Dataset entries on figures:
-- START --
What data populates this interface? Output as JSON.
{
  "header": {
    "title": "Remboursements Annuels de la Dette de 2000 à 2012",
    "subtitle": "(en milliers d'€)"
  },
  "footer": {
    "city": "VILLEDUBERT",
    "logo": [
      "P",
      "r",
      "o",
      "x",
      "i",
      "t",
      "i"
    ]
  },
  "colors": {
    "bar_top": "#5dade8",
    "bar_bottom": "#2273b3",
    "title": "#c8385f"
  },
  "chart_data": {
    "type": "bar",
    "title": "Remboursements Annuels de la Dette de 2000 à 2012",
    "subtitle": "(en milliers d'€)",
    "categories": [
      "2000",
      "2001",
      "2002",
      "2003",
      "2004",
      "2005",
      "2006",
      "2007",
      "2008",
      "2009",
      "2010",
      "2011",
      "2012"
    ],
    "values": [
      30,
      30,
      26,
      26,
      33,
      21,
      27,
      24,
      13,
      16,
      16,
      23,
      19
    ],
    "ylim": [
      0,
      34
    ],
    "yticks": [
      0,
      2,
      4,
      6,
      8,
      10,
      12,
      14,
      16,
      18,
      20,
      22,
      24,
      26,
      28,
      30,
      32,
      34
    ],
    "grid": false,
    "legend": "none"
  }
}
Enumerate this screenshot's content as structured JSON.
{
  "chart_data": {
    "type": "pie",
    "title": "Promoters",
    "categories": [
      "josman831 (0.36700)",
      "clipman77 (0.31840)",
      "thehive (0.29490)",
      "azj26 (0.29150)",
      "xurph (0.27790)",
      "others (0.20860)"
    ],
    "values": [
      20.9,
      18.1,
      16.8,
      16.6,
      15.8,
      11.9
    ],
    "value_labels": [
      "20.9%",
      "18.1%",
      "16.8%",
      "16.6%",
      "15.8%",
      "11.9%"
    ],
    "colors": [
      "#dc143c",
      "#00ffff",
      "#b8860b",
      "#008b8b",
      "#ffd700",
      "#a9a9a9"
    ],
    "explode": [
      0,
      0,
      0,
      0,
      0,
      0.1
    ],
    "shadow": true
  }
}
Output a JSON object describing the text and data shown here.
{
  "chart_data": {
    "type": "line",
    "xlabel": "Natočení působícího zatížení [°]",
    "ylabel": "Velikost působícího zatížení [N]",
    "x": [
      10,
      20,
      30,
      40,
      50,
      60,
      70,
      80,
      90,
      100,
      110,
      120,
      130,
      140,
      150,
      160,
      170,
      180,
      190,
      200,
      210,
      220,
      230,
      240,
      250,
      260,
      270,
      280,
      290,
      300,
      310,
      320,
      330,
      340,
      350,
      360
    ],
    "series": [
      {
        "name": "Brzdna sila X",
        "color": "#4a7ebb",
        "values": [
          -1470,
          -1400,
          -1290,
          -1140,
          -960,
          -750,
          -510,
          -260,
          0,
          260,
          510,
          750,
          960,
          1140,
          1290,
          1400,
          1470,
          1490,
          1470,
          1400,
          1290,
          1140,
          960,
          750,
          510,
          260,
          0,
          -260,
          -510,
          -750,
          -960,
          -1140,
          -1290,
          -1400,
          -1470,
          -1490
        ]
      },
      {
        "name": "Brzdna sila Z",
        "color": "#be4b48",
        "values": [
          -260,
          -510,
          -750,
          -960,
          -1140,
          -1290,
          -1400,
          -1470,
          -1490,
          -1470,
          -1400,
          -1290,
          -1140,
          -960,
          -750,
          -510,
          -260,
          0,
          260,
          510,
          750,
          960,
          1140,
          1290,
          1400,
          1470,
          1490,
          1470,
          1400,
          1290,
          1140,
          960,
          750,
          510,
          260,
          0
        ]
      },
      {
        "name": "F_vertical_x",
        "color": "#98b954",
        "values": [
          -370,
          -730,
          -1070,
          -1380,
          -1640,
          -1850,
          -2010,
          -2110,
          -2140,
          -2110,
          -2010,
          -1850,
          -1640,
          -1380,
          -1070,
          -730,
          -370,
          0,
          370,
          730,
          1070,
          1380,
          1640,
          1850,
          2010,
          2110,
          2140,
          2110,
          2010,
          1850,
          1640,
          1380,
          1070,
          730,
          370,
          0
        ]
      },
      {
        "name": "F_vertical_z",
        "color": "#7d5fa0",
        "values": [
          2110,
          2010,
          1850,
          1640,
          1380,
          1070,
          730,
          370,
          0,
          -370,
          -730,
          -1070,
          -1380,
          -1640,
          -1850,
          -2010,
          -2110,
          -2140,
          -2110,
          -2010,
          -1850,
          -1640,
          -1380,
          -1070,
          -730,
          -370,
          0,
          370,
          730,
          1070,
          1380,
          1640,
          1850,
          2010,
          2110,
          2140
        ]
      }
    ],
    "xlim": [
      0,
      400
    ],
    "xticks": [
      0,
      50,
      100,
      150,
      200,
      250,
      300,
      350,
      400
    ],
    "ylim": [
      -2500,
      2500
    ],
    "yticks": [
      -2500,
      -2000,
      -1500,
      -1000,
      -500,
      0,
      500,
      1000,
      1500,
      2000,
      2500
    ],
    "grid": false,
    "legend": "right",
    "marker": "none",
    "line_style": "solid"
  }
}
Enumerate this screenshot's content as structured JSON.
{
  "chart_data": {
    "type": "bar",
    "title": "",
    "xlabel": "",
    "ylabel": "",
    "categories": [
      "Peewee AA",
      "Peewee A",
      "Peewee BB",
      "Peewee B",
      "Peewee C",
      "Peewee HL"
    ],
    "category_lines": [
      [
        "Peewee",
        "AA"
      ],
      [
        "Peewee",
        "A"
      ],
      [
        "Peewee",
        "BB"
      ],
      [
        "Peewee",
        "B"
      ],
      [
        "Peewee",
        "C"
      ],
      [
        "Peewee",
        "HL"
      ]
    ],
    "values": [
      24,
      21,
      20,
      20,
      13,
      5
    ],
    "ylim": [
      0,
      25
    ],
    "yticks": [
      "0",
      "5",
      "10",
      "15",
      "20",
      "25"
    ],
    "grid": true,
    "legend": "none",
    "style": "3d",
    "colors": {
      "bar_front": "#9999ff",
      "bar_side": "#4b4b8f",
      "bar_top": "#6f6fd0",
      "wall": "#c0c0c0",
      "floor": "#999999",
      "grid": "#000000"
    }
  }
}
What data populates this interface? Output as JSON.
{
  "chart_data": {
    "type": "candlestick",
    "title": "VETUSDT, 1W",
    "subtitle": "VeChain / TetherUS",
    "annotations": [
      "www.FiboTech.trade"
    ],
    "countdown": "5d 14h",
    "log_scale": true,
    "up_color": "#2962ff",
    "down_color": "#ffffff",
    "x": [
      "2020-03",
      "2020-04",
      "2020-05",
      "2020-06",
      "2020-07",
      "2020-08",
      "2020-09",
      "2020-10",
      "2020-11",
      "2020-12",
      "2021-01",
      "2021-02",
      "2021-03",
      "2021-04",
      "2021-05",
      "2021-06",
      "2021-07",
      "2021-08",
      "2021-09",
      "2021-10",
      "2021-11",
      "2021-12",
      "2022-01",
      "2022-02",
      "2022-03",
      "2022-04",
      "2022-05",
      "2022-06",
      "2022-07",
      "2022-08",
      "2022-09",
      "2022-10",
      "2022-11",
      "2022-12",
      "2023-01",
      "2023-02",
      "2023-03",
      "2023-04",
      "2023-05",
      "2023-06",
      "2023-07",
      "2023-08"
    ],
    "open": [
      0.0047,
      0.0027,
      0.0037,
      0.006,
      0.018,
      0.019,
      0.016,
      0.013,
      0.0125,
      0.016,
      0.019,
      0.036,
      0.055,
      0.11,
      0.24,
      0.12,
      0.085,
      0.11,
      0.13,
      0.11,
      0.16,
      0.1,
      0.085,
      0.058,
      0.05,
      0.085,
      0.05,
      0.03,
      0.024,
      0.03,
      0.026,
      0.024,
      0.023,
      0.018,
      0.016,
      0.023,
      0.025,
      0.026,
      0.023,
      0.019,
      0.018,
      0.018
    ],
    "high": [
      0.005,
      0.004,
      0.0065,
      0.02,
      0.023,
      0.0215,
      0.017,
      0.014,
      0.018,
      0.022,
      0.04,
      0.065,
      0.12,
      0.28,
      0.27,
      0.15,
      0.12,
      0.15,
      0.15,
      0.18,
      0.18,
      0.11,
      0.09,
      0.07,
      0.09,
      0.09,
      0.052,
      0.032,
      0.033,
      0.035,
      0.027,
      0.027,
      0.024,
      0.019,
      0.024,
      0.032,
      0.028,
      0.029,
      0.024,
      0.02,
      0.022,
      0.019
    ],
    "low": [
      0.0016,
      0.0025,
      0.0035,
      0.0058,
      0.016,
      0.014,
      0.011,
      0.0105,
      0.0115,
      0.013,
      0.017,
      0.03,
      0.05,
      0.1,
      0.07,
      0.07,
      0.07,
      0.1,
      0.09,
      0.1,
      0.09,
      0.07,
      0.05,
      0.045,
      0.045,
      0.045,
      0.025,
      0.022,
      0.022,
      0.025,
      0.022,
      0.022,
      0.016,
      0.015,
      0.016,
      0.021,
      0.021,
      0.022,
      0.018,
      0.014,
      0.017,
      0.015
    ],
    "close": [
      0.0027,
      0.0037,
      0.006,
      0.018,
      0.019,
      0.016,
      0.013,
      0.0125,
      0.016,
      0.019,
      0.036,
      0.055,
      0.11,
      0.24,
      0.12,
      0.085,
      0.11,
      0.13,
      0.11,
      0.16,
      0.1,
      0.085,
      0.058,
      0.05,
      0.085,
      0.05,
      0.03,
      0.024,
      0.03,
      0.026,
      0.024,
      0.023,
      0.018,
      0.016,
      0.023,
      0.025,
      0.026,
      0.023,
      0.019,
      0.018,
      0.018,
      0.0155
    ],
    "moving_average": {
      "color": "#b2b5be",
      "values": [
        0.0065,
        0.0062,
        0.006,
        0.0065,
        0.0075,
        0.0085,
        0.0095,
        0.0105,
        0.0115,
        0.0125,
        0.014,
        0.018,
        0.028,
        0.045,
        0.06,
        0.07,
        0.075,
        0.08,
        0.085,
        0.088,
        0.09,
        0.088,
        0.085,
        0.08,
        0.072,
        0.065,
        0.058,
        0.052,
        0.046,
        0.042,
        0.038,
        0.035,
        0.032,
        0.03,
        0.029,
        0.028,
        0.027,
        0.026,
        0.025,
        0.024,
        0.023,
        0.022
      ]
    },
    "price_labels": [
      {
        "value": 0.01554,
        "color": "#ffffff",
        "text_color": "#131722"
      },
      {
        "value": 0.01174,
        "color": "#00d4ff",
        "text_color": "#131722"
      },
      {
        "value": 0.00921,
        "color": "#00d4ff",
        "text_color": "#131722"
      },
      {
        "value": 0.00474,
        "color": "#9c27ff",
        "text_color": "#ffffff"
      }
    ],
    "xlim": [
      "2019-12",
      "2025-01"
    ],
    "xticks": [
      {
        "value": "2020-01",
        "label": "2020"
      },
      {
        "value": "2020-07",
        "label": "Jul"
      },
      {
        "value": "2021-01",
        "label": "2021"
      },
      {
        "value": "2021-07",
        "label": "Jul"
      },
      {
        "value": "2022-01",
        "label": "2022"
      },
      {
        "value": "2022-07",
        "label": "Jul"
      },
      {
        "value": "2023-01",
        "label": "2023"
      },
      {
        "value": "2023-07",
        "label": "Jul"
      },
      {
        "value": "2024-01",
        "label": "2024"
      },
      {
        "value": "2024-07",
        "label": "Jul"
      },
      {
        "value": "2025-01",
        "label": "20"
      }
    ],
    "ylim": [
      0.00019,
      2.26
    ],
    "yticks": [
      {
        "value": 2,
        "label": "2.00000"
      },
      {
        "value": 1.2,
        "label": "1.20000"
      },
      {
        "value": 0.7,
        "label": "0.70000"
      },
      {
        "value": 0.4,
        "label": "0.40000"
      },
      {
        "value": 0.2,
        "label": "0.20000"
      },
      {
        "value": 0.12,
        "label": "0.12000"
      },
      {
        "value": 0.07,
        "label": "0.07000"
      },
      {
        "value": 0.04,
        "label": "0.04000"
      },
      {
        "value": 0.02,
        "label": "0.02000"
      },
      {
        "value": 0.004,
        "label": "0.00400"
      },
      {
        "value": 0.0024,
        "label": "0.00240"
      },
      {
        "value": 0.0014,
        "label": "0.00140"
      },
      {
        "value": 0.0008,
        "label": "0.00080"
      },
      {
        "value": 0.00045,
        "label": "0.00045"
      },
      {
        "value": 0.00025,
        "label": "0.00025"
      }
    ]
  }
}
-- END --
Above are entries; state the number of lines among them that contain "type", and nothing else.

*THE REPLY:* 5